* GIVEN TASK
Your task is to copy every record exactly.

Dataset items
-*-
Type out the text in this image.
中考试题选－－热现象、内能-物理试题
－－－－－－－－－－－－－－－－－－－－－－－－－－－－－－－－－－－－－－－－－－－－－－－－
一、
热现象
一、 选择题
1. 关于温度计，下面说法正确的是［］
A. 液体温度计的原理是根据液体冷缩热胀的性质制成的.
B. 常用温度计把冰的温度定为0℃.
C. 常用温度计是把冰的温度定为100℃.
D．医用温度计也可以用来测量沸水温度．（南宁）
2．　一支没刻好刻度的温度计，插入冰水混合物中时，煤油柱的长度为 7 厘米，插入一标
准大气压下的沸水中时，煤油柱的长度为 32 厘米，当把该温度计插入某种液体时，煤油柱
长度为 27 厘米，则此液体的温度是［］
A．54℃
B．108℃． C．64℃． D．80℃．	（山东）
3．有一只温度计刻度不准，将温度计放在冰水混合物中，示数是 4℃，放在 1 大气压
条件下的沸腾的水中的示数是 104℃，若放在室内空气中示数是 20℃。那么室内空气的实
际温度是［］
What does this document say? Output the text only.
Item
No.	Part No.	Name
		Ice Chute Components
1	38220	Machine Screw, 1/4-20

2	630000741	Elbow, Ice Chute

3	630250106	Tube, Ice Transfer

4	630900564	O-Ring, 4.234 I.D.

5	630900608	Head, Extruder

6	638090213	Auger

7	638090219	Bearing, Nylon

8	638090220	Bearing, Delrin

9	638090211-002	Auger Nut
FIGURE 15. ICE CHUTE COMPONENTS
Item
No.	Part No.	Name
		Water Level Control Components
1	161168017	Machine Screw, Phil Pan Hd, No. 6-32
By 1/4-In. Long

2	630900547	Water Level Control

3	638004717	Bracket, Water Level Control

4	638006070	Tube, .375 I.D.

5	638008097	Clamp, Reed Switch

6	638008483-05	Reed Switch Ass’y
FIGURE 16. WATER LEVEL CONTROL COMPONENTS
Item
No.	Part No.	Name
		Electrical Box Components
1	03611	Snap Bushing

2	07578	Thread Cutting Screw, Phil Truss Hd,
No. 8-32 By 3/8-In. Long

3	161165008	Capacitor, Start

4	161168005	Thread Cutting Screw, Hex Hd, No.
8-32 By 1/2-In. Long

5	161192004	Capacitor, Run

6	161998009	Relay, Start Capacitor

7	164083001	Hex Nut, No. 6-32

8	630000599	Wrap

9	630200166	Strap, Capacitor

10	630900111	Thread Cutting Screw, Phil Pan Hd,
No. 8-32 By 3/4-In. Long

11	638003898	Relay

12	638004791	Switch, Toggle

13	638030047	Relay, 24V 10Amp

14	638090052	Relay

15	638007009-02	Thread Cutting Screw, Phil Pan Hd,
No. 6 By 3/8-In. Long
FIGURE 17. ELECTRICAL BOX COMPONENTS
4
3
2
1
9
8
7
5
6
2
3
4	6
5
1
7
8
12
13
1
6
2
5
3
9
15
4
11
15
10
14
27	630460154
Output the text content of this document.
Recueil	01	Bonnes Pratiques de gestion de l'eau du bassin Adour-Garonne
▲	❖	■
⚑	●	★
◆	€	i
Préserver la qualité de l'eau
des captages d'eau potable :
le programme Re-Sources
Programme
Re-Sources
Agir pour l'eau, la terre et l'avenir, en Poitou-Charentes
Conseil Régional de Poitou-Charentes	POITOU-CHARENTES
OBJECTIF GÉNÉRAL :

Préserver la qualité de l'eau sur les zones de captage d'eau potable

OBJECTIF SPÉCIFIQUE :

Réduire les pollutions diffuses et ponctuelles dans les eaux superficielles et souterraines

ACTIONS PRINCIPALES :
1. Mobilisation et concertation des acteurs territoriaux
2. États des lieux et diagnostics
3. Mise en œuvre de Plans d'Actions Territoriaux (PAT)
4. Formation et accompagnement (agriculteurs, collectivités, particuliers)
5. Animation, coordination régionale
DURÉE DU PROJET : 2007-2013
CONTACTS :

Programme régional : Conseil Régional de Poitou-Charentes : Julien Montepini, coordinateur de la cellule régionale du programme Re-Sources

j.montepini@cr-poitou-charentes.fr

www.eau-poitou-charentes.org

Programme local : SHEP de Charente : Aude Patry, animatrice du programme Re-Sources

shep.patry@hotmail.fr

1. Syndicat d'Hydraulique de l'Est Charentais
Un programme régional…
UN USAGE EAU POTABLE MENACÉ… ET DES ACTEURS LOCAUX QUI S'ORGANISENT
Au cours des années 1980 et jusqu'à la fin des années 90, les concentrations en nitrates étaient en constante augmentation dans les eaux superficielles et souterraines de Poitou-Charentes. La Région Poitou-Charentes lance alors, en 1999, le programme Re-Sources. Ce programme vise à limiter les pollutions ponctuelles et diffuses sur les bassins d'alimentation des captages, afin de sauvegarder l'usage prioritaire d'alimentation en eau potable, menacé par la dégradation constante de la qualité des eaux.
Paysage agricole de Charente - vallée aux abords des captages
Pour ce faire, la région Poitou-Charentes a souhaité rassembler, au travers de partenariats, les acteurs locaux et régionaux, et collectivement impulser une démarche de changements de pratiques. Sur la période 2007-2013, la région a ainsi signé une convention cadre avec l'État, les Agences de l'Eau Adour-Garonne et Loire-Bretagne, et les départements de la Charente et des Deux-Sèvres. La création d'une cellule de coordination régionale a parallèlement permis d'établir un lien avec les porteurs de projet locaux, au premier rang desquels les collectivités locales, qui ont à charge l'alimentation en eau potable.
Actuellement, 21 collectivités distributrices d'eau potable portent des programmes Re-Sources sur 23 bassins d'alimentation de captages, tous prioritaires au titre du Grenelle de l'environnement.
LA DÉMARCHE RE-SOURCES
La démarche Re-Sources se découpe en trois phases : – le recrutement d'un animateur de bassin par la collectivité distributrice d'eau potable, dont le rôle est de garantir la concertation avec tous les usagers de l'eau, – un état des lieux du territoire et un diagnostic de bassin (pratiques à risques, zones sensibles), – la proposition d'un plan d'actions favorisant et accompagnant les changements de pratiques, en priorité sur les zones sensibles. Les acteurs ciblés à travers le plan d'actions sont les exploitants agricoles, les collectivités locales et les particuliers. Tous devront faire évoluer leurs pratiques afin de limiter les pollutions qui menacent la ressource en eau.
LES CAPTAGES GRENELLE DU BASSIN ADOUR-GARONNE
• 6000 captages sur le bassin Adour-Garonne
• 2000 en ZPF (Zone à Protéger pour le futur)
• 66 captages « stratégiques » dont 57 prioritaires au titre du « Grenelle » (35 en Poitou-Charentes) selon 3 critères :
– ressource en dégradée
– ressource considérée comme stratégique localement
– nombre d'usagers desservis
-*-
* THE RESPONSE
Type out the text in this image.
中考试题选－－热现象、内能-物理试题
－－－－－－－－－－－－－－－－－－－－－－－－－－－－－－－－－－－－－－－－－－－－－－－－
一、
热现象
一、 选择题
1. 关于温度计，下面说法正确的是［］
A. 液体温度计的原理是根据液体冷缩热胀的性质制成的.
B. 常用温度计把冰的温度定为0℃.
C. 常用温度计是把冰的温度定为100℃.
D．医用温度计也可以用来测量沸水温度．（南宁）
2．　一支没刻好刻度的温度计，插入冰水混合物中时，煤油柱的长度为 7 厘米，插入一标
准大气压下的沸水中时，煤油柱的长度为 32 厘米，当把该温度计插入某种液体时，煤油柱
长度为 27 厘米，则此液体的温度是［］
A．54℃
B．108℃． C．64℃． D．80℃．	（山东）
3．有一只温度计刻度不准，将温度计放在冰水混合物中，示数是 4℃，放在 1 大气压
条件下的沸腾的水中的示数是 104℃，若放在室内空气中示数是 20℃。那么室内空气的实
际温度是［］
What does this document say? Output the text only.
Item
No.	Part No.	Name
		Ice Chute Components
1	38220	Machine Screw, 1/4-20

2	630000741	Elbow, Ice Chute

3	630250106	Tube, Ice Transfer

4	630900564	O-Ring, 4.234 I.D.

5	630900608	Head, Extruder

6	638090213	Auger

7	638090219	Bearing, Nylon

8	638090220	Bearing, Delrin

9	638090211-002	Auger Nut
FIGURE 15. ICE CHUTE COMPONENTS
Item
No.	Part No.	Name
		Water Level Control Components
1	161168017	Machine Screw, Phil Pan Hd, No. 6-32
By 1/4-In. Long

2	630900547	Water Level Control

3	638004717	Bracket, Water Level Control

4	638006070	Tube, .375 I.D.

5	638008097	Clamp, Reed Switch

6	638008483-05	Reed Switch Ass’y
FIGURE 16. WATER LEVEL CONTROL COMPONENTS
Item
No.	Part No.	Name
		Electrical Box Components
1	03611	Snap Bushing

2	07578	Thread Cutting Screw, Phil Truss Hd,
No. 8-32 By 3/8-In. Long

3	161165008	Capacitor, Start

4	161168005	Thread Cutting Screw, Hex Hd, No.
8-32 By 1/2-In. Long

5	161192004	Capacitor, Run

6	161998009	Relay, Start Capacitor

7	164083001	Hex Nut, No. 6-32

8	630000599	Wrap

9	630200166	Strap, Capacitor

10	630900111	Thread Cutting Screw, Phil Pan Hd,
No. 8-32 By 3/4-In. Long

11	638003898	Relay

12	638004791	Switch, Toggle

13	638030047	Relay, 24V 10Amp

14	638090052	Relay

15	638007009-02	Thread Cutting Screw, Phil Pan Hd,
No. 6 By 3/8-In. Long
FIGURE 17. ELECTRICAL BOX COMPONENTS
4
3
2
1
9
8
7
5
6
2
3
4	6
5
1
7
8
12
13
1
6
2
5
3
9
15
4
11
15
10
14
27	630460154
Output the text content of this document.
Recueil	01	Bonnes Pratiques de gestion de l'eau du bassin Adour-Garonne
▲	❖	■
⚑	●	★
◆	€	i
Préserver la qualité de l'eau
des captages d'eau potable :
le programme Re-Sources
Programme
Re-Sources
Agir pour l'eau, la terre et l'avenir, en Poitou-Charentes
Conseil Régional de Poitou-Charentes	POITOU-CHARENTES
OBJECTIF GÉNÉRAL :

Préserver la qualité de l'eau sur les zones de captage d'eau potable

OBJECTIF SPÉCIFIQUE :

Réduire les pollutions diffuses et ponctuelles dans les eaux superficielles et souterraines

ACTIONS PRINCIPALES :
1. Mobilisation et concertation des acteurs territoriaux
2. États des lieux et diagnostics
3. Mise en œuvre de Plans d'Actions Territoriaux (PAT)
4. Formation et accompagnement (agriculteurs, collectivités, particuliers)
5. Animation, coordination régionale
DURÉE DU PROJET : 2007-2013
CONTACTS :

Programme régional : Conseil Régional de Poitou-Charentes : Julien Montepini, coordinateur de la cellule régionale du programme Re-Sources

j.montepini@cr-poitou-charentes.fr

www.eau-poitou-charentes.org

Programme local : SHEP de Charente : Aude Patry, animatrice du programme Re-Sources

shep.patry@hotmail.fr

1. Syndicat d'Hydraulique de l'Est Charentais
Un programme régional…
UN USAGE EAU POTABLE MENACÉ… ET DES ACTEURS LOCAUX QUI S'ORGANISENT
Au cours des années 1980 et jusqu'à la fin des années 90, les concentrations en nitrates étaient en constante augmentation dans les eaux superficielles et souterraines de Poitou-Charentes. La Région Poitou-Charentes lance alors, en 1999, le programme Re-Sources. Ce programme vise à limiter les pollutions ponctuelles et diffuses sur les bassins d'alimentation des captages, afin de sauvegarder l'usage prioritaire d'alimentation en eau potable, menacé par la dégradation constante de la qualité des eaux.
Paysage agricole de Charente - vallée aux abords des captages
Pour ce faire, la région Poitou-Charentes a souhaité rassembler, au travers de partenariats, les acteurs locaux et régionaux, et collectivement impulser une démarche de changements de pratiques. Sur la période 2007-2013, la région a ainsi signé une convention cadre avec l'État, les Agences de l'Eau Adour-Garonne et Loire-Bretagne, et les départements de la Charente et des Deux-Sèvres. La création d'une cellule de coordination régionale a parallèlement permis d'établir un lien avec les porteurs de projet locaux, au premier rang desquels les collectivités locales, qui ont à charge l'alimentation en eau potable.
Actuellement, 21 collectivités distributrices d'eau potable portent des programmes Re-Sources sur 23 bassins d'alimentation de captages, tous prioritaires au titre du Grenelle de l'environnement.
LA DÉMARCHE RE-SOURCES
La démarche Re-Sources se découpe en trois phases : – le recrutement d'un animateur de bassin par la collectivité distributrice d'eau potable, dont le rôle est de garantir la concertation avec tous les usagers de l'eau, – un état des lieux du territoire et un diagnostic de bassin (pratiques à risques, zones sensibles), – la proposition d'un plan d'actions favorisant et accompagnant les changements de pratiques, en priorité sur les zones sensibles. Les acteurs ciblés à travers le plan d'actions sont les exploitants agricoles, les collectivités locales et les particuliers. Tous devront faire évoluer leurs pratiques afin de limiter les pollutions qui menacent la ressource en eau.
LES CAPTAGES GRENELLE DU BASSIN ADOUR-GARONNE
• 6000 captages sur le bassin Adour-Garonne
• 2000 en ZPF (Zone à Protéger pour le futur)
• 66 captages « stratégiques » dont 57 prioritaires au titre du « Grenelle » (35 en Poitou-Charentes) selon 3 critères :
– ressource en dégradée
– ressource considérée comme stratégique localement
– nombre d'usagers desservis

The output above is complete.